> **WHAT THE TASK ASKS**: Pictures aside, quote the whole listing exactly.

> **THE RECORDS**:
* start *

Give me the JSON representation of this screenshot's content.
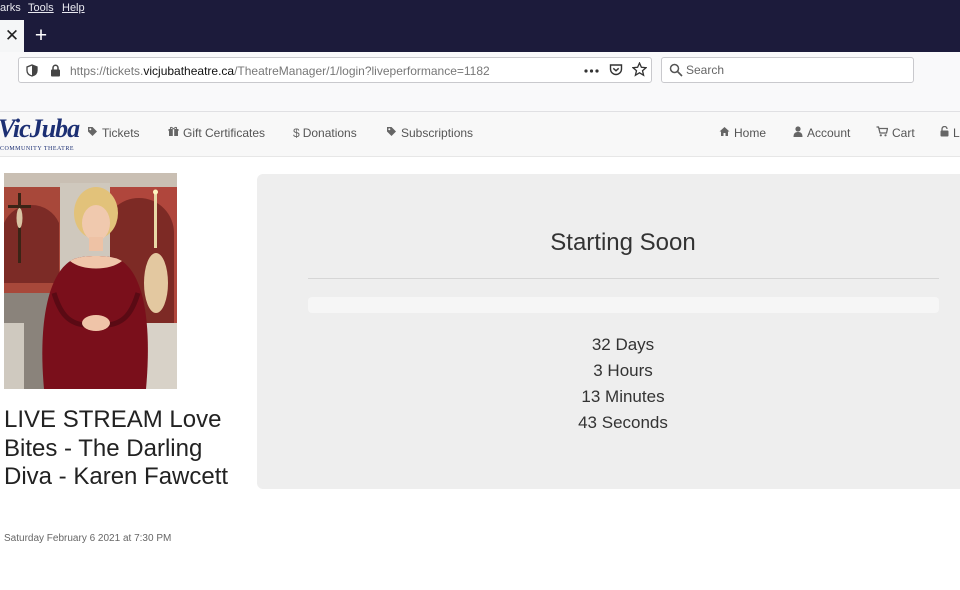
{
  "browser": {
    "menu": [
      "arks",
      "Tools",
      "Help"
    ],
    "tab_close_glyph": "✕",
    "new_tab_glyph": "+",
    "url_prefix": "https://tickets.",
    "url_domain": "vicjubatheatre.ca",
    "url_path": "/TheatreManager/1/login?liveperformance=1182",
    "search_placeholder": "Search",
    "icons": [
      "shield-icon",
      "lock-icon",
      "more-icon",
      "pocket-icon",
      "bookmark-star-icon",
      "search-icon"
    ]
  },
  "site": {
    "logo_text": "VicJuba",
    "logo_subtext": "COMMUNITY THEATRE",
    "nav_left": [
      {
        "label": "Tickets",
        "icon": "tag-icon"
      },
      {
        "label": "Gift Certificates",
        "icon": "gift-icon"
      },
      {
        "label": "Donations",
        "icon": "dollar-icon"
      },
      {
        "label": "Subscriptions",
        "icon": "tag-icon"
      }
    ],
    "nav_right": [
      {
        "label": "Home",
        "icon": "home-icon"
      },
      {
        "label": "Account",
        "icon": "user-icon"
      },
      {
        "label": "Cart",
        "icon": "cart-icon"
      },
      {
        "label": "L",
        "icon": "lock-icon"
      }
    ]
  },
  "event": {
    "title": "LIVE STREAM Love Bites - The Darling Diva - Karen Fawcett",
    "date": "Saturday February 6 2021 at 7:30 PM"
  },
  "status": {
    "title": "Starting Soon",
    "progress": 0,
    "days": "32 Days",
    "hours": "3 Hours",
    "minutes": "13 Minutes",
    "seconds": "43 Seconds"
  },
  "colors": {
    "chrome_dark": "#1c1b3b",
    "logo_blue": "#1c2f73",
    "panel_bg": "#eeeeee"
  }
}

* end *

> **RESULT**:
Give me the JSON representation of this screenshot's content.
{
  "browser": {
    "menu": [
      "arks",
      "Tools",
      "Help"
    ],
    "tab_close_glyph": "✕",
    "new_tab_glyph": "+",
    "url_prefix": "https://tickets.",
    "url_domain": "vicjubatheatre.ca",
    "url_path": "/TheatreManager/1/login?liveperformance=1182",
    "search_placeholder": "Search",
    "icons": [
      "shield-icon",
      "lock-icon",
      "more-icon",
      "pocket-icon",
      "bookmark-star-icon",
      "search-icon"
    ]
  },
  "site": {
    "logo_text": "VicJuba",
    "logo_subtext": "COMMUNITY THEATRE",
    "nav_left": [
      {
        "label": "Tickets",
        "icon": "tag-icon"
      },
      {
        "label": "Gift Certificates",
        "icon": "gift-icon"
      },
      {
        "label": "Donations",
        "icon": "dollar-icon"
      },
      {
        "label": "Subscriptions",
        "icon": "tag-icon"
      }
    ],
    "nav_right": [
      {
        "label": "Home",
        "icon": "home-icon"
      },
      {
        "label": "Account",
        "icon": "user-icon"
      },
      {
        "label": "Cart",
        "icon": "cart-icon"
      },
      {
        "label": "L",
        "icon": "lock-icon"
      }
    ]
  },
  "event": {
    "title": "LIVE STREAM Love Bites - The Darling Diva - Karen Fawcett",
    "date": "Saturday February 6 2021 at 7:30 PM"
  },
  "status": {
    "title": "Starting Soon",
    "progress": 0,
    "days": "32 Days",
    "hours": "3 Hours",
    "minutes": "13 Minutes",
    "seconds": "43 Seconds"
  },
  "colors": {
    "chrome_dark": "#1c1b3b",
    "logo_blue": "#1c2f73",
    "panel_bg": "#eeeeee"
  }
}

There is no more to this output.